DIRECTIVE A -
From the column on school testing, extract the passage between "Senators Lamar Alexander" and "students and parents.", inclusive.

TEXT PROVIDED -
►

Editor's Note: This column was co-authored by Heidi Huber, founder of Operation Opt Out Ohio.

Parents across the nation are in open revolt against the testing mania that has seized public schools under No Child Left Behind (NCLB) and the Common Core national standards. In some states, thousands of students - 200,000 in New York alone - are refusing the "mandatory" assessments. One would think the Washington politicos who are writing the NCLB reauthorization bill would take note of this widespread rebellion and would ease - or better still, eliminate - the federal testing requirements. But unlike the repentant thief who returns the loot, the federal government never willingly relinquishes power it has stolen from the states.

Senators Lamar Alexander (R-TN) and Patty Murray (D-WA) are collaborating on an NCLB rewrite dubbed the "Every Child Achieves Act" (ECAA). This bill maintains NCLB's requirement of administering annual assessments in English and math in grades 3 through 8 and once in high school. But ECAA doesn't ignore the "opt out" movement - in fact, it adds language that effectively encourages the states to lower the boom on noncompliant students and parents.

Under ECAA (as under NCLB), state assessments must "[m]easure the annual progress of not less than 95% of all students . . . ." But while NCLB applies this requirement only to the subset of low-income schools that receive federal Title I funding, ECAA extends the requirement to all schools by making it part of the mandatory state accountability system. If ECAA passes, expect USED to ramp up its threats against states that have too many opt-outs and thus fail in their commitment to ensure 95% participation.

During recent debate on ECAA, an amendment was added that nominally protects the right to opt out of assessments: "Nothing in this part shall be construed as preempting a State or local law regarding the decision of a parent or guardian to not have the parent or guardian's child participate" in the federally mandated assessments. But this language wouldn't apply unless a state or locality has a law affirmatively protecting the right to opt out, which few do. And while this language could prohibit USED from punishing parents or students who choose to opt out, it would not appear to affect measures taken against states, districts, or schools. If the bill intends to protect the states against retaliatory measures from USED, it should say so. It doesn't.

◄

DIRECTIVE B -
Copy the listing verbatim, beginning with its first line and ending with the line that contains "svg-text:2024: 2024: [647, 541, 674, 556]", inclusive.

DATA LINES -
►

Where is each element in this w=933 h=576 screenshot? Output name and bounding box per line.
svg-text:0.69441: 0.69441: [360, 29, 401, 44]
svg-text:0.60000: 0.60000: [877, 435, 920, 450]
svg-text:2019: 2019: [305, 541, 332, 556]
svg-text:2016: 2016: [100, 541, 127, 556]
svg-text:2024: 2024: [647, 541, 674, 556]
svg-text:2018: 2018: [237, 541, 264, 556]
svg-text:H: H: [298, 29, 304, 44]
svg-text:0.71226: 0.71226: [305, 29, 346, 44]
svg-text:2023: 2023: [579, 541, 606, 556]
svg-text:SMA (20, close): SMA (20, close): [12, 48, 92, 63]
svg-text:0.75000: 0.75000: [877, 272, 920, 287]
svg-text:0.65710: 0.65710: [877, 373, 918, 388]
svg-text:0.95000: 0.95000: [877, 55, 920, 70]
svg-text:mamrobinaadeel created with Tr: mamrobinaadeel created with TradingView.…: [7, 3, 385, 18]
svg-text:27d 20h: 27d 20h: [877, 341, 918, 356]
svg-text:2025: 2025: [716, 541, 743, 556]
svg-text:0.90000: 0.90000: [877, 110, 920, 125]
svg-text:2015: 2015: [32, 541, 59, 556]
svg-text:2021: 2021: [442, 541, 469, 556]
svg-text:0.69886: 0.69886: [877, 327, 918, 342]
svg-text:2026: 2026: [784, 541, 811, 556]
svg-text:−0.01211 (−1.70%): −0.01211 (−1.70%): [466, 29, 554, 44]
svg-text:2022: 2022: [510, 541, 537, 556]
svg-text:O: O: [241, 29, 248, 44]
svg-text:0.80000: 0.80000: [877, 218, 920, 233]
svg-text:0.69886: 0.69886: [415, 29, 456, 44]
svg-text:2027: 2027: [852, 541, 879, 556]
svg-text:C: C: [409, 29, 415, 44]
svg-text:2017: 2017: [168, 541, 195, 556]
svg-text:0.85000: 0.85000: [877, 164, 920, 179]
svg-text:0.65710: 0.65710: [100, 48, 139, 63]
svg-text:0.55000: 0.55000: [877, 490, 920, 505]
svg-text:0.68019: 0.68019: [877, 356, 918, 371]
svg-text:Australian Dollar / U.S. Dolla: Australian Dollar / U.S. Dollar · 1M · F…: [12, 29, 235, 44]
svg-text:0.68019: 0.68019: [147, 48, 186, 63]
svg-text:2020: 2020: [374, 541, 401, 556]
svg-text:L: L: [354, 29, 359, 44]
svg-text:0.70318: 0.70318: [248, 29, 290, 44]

◄

ANSWER A -
Senators Lamar Alexander (R-TN) and Patty Murray (D-WA) are collaborating on an NCLB rewrite dubbed the "Every Child Achieves Act" (ECAA). This bill maintains NCLB's requirement of administering annual assessments in English and math in grades 3 through 8 and once in high school. But ECAA doesn't ignore the "opt out" movement - in fact, it adds language that effectively encourages the states to lower the boom on noncompliant students and parents.

ANSWER B -
Where is each element in this w=933 h=576 screenshot? Output name and bounding box per line.
svg-text:0.69441: 0.69441: [360, 29, 401, 44]
svg-text:0.60000: 0.60000: [877, 435, 920, 450]
svg-text:2019: 2019: [305, 541, 332, 556]
svg-text:2016: 2016: [100, 541, 127, 556]
svg-text:2024: 2024: [647, 541, 674, 556]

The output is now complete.